◆ **WHAT IS REQUIRED**
Copy, from the entries below, each line where the word "marker" can be found.
--- start SUPPLIED RECORDS ---
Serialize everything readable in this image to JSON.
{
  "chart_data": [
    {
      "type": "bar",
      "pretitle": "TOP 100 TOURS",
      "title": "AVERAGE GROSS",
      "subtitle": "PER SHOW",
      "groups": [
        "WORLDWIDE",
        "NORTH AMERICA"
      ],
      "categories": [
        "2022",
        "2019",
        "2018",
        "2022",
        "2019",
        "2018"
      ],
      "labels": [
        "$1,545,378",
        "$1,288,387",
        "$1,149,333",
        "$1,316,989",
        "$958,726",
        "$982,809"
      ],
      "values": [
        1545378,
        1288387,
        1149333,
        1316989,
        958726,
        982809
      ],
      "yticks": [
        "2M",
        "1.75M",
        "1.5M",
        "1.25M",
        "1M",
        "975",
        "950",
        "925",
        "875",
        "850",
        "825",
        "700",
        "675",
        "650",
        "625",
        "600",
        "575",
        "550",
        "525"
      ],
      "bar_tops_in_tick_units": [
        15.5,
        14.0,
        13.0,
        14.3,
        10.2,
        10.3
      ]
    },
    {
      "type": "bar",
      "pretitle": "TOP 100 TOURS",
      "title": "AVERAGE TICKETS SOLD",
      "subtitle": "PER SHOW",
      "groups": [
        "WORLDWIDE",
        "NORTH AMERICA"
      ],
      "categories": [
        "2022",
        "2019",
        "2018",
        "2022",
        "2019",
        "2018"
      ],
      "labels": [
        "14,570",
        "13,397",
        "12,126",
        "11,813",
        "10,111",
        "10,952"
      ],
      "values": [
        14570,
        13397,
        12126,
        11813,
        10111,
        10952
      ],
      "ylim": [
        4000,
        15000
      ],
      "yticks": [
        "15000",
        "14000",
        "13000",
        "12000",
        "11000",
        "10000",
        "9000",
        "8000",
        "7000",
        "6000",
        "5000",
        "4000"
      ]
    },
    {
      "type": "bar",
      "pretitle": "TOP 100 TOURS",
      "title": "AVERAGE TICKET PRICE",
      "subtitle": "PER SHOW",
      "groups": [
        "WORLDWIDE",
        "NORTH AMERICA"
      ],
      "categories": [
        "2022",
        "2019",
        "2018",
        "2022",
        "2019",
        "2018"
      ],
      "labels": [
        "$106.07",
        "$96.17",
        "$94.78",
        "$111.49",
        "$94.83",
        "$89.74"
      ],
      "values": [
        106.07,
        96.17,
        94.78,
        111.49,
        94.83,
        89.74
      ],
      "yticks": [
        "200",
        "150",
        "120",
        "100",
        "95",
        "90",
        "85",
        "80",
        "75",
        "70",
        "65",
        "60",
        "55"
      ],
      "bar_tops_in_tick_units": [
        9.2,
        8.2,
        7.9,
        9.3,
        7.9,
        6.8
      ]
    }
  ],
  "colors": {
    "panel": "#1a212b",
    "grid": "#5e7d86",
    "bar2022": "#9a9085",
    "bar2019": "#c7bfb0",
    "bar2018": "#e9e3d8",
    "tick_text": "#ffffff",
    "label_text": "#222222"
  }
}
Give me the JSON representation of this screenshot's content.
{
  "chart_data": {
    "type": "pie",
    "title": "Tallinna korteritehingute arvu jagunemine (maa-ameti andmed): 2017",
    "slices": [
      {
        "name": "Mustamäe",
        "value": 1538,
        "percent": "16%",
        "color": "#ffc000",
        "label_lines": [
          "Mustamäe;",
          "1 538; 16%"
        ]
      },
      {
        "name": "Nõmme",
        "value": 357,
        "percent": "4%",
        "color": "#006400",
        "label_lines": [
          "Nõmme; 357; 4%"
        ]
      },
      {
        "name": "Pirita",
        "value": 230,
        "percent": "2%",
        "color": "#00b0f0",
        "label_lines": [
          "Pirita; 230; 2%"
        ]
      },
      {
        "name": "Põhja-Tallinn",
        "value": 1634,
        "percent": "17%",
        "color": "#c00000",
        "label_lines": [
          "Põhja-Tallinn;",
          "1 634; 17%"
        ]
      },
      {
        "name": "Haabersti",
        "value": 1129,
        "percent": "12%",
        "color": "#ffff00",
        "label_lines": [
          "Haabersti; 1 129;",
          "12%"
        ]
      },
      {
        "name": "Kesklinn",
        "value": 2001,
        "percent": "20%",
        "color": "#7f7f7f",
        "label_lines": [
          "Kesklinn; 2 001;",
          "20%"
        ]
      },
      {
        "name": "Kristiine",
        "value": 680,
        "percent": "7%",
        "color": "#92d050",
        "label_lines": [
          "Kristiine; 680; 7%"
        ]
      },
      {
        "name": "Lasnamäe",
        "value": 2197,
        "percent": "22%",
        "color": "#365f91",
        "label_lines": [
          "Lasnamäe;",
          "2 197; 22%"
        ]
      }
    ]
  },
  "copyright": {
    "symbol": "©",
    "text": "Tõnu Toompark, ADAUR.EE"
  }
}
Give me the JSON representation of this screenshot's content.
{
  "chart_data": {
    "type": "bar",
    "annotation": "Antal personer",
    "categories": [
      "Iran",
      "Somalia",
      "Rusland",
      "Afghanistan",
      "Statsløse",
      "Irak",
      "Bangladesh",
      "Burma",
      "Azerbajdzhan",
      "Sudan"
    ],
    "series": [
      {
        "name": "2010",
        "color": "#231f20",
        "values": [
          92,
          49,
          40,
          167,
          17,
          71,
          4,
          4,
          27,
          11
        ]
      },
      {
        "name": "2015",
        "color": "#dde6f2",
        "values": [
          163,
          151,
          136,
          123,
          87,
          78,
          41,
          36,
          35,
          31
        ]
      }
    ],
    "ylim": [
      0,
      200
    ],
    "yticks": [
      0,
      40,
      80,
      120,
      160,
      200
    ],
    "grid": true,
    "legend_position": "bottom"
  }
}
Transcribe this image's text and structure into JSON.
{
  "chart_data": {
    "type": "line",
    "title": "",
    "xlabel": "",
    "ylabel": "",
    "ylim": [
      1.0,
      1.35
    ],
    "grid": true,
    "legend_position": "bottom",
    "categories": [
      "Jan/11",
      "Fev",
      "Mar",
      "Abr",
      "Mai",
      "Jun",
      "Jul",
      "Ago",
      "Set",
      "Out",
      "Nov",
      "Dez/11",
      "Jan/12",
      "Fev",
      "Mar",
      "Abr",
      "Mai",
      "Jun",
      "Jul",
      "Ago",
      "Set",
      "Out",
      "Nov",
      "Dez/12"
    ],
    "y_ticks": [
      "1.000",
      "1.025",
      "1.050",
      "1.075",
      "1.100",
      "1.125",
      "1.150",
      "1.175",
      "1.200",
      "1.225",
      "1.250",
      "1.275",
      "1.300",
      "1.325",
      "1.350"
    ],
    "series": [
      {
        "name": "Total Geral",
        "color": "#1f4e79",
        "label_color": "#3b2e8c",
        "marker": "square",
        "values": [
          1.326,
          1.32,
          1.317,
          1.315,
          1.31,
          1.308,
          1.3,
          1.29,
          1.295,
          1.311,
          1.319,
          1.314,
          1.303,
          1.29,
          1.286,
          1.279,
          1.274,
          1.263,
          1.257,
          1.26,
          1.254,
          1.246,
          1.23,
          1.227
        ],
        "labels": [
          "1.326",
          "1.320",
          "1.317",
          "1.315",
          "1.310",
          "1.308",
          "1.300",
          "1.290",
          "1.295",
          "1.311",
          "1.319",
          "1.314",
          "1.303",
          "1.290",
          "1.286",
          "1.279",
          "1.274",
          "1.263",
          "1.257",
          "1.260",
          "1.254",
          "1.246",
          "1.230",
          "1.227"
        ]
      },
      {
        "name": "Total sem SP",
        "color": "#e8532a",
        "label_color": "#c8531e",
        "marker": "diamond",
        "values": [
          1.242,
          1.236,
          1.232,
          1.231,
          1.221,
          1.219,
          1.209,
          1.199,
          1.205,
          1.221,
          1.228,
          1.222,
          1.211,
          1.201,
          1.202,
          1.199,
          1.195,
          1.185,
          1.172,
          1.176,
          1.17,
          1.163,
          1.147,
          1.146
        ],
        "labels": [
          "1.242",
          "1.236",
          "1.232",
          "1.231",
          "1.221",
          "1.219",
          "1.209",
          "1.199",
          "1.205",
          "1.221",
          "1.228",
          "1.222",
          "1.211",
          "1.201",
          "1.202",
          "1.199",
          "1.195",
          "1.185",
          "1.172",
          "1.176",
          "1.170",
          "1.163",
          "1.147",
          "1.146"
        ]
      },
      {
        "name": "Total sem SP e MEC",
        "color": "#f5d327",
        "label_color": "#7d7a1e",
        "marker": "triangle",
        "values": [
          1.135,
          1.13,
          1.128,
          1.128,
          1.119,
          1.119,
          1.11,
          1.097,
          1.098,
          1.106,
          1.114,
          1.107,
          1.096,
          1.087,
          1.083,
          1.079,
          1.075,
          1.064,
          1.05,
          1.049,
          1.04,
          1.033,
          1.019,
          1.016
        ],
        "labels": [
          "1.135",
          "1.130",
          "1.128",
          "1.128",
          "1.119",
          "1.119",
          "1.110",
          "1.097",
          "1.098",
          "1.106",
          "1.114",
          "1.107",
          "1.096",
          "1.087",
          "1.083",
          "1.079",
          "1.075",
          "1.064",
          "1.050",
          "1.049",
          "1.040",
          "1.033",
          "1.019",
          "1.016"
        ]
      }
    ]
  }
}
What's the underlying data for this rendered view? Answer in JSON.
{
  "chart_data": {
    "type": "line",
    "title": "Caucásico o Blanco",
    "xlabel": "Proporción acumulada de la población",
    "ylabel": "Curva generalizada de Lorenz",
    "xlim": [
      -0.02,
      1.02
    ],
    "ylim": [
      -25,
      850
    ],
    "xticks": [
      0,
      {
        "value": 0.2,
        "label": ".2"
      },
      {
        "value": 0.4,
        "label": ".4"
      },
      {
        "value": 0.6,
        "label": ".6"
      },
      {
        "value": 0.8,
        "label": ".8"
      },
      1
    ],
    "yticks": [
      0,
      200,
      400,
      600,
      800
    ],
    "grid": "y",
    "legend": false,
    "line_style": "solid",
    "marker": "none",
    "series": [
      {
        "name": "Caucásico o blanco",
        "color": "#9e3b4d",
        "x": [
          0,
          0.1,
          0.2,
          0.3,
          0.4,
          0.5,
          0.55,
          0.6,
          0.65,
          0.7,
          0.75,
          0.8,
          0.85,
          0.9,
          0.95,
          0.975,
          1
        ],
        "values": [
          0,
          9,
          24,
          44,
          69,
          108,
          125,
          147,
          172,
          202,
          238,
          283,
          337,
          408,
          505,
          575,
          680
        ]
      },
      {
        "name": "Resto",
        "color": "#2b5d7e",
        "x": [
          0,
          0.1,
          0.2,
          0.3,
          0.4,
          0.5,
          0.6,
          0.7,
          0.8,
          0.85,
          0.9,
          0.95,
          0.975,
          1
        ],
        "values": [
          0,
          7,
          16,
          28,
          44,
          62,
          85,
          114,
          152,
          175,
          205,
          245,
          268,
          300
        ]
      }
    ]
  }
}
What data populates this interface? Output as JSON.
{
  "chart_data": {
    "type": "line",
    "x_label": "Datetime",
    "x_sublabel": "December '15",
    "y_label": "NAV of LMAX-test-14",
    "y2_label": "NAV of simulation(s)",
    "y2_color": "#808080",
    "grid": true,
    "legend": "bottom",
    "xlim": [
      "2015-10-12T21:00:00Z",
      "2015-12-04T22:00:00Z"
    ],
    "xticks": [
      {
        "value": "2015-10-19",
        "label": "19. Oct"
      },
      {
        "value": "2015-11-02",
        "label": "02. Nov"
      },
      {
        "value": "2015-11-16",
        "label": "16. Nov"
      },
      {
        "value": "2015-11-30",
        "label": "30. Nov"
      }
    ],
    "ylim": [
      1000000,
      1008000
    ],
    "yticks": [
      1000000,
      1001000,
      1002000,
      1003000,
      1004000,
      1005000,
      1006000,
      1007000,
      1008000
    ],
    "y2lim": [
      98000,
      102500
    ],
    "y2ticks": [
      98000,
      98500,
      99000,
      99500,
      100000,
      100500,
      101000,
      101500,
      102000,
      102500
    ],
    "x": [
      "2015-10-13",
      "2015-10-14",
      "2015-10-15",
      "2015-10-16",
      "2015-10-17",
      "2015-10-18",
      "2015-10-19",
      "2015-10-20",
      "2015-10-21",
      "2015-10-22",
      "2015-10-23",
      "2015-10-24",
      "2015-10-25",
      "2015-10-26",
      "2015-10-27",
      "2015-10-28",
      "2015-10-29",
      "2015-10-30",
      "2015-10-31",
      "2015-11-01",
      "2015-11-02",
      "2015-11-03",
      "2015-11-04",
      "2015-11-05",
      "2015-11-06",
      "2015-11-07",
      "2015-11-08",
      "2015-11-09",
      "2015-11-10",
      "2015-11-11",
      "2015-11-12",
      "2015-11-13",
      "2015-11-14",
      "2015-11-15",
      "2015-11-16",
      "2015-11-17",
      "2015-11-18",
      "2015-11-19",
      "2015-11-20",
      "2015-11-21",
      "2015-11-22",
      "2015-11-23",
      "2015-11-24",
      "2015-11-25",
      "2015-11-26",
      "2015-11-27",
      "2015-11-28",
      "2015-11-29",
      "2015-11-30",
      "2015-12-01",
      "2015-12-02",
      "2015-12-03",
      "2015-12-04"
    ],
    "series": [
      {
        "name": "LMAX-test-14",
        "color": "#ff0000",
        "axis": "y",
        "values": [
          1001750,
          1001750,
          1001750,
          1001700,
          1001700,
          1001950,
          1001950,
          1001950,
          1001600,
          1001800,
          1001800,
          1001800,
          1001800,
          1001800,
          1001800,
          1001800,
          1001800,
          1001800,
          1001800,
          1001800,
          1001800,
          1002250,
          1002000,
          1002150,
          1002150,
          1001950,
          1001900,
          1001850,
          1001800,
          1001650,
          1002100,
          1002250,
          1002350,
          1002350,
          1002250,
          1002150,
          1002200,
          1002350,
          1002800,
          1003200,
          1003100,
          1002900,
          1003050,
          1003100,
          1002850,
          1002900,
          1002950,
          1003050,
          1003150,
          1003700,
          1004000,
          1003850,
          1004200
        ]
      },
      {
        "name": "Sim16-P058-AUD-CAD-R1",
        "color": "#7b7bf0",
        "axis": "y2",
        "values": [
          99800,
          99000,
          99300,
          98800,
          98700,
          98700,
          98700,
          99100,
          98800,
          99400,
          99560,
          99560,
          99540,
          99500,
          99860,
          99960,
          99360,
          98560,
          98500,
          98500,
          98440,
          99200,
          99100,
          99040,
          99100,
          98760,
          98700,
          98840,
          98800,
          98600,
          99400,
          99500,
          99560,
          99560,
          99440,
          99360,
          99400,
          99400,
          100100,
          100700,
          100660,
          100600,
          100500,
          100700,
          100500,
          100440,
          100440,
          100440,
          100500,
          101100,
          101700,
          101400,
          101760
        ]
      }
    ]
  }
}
--- end SUPPLIED RECORDS ---
◆ **FINISHED ANSWER**
        "marker": "square",
        "marker": "diamond",
        "marker": "triangle",
    "marker": "none",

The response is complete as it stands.